• **STATED PROBLEM**:
Output all of the records exactly as written.
::: TASK MATERIAL :::
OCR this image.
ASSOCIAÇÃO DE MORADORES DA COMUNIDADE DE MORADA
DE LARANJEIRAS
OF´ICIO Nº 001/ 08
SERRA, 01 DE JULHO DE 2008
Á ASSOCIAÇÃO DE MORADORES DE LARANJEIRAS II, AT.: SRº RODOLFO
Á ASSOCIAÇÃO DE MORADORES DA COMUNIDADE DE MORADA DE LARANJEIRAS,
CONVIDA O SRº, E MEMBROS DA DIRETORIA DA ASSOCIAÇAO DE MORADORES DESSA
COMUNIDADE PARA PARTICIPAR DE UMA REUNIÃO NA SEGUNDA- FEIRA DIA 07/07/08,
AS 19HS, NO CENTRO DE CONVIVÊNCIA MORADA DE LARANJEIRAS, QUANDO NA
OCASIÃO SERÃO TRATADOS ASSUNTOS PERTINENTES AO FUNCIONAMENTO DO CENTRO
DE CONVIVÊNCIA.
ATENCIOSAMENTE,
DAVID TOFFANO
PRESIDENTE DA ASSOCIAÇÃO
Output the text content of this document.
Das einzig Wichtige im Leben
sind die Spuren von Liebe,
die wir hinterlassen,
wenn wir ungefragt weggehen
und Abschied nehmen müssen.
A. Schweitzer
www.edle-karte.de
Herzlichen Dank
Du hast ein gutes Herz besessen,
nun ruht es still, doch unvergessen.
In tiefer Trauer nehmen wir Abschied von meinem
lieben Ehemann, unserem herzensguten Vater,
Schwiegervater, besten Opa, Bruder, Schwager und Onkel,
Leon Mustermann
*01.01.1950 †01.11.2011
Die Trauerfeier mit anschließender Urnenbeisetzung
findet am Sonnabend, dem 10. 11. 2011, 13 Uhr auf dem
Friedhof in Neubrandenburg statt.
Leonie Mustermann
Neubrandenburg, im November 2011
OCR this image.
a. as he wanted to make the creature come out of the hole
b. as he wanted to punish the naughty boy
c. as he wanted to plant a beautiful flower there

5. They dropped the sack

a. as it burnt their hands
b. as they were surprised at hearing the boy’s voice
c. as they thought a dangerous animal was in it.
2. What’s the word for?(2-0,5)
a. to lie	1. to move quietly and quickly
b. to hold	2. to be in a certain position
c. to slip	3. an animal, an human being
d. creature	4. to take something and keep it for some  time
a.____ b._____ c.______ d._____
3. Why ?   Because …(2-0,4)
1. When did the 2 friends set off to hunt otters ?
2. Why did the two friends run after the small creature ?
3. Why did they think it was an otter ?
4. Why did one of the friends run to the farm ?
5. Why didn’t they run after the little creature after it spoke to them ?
:::
• **RESPONSE TO THIS EXERCISE**:
OCR this image.
ASSOCIAÇÃO DE MORADORES DA COMUNIDADE DE MORADA
DE LARANJEIRAS
OF´ICIO Nº 001/ 08
SERRA, 01 DE JULHO DE 2008
Á ASSOCIAÇÃO DE MORADORES DE LARANJEIRAS II, AT.: SRº RODOLFO
Á ASSOCIAÇÃO DE MORADORES DA COMUNIDADE DE MORADA DE LARANJEIRAS,
CONVIDA O SRº, E MEMBROS DA DIRETORIA DA ASSOCIAÇAO DE MORADORES DESSA
COMUNIDADE PARA PARTICIPAR DE UMA REUNIÃO NA SEGUNDA- FEIRA DIA 07/07/08,
AS 19HS, NO CENTRO DE CONVIVÊNCIA MORADA DE LARANJEIRAS, QUANDO NA
OCASIÃO SERÃO TRATADOS ASSUNTOS PERTINENTES AO FUNCIONAMENTO DO CENTRO
DE CONVIVÊNCIA.
ATENCIOSAMENTE,
DAVID TOFFANO
PRESIDENTE DA ASSOCIAÇÃO
Output the text content of this document.
Das einzig Wichtige im Leben
sind die Spuren von Liebe,
die wir hinterlassen,
wenn wir ungefragt weggehen
und Abschied nehmen müssen.
A. Schweitzer
www.edle-karte.de
Herzlichen Dank
Du hast ein gutes Herz besessen,
nun ruht es still, doch unvergessen.
In tiefer Trauer nehmen wir Abschied von meinem
lieben Ehemann, unserem herzensguten Vater,
Schwiegervater, besten Opa, Bruder, Schwager und Onkel,
Leon Mustermann
*01.01.1950 †01.11.2011
Die Trauerfeier mit anschließender Urnenbeisetzung
findet am Sonnabend, dem 10. 11. 2011, 13 Uhr auf dem
Friedhof in Neubrandenburg statt.
Leonie Mustermann
Neubrandenburg, im November 2011
OCR this image.
a. as he wanted to make the creature come out of the hole
b. as he wanted to punish the naughty boy
c. as he wanted to plant a beautiful flower there

5. They dropped the sack

a. as it burnt their hands
b. as they were surprised at hearing the boy’s voice
c. as they thought a dangerous animal was in it.
2. What’s the word for?(2-0,5)
a. to lie	1. to move quietly and quickly
b. to hold	2. to be in a certain position
c. to slip	3. an animal, an human being
d. creature	4. to take something and keep it for some  time
a.____ b._____ c.______ d._____
3. Why ?   Because …(2-0,4)
1. When did the 2 friends set off to hunt otters ?
2. Why did the two friends run after the small creature ?
3. Why did they think it was an otter ?
4. Why did one of the friends run to the farm ?
5. Why didn’t they run after the little creature after it spoke to them ?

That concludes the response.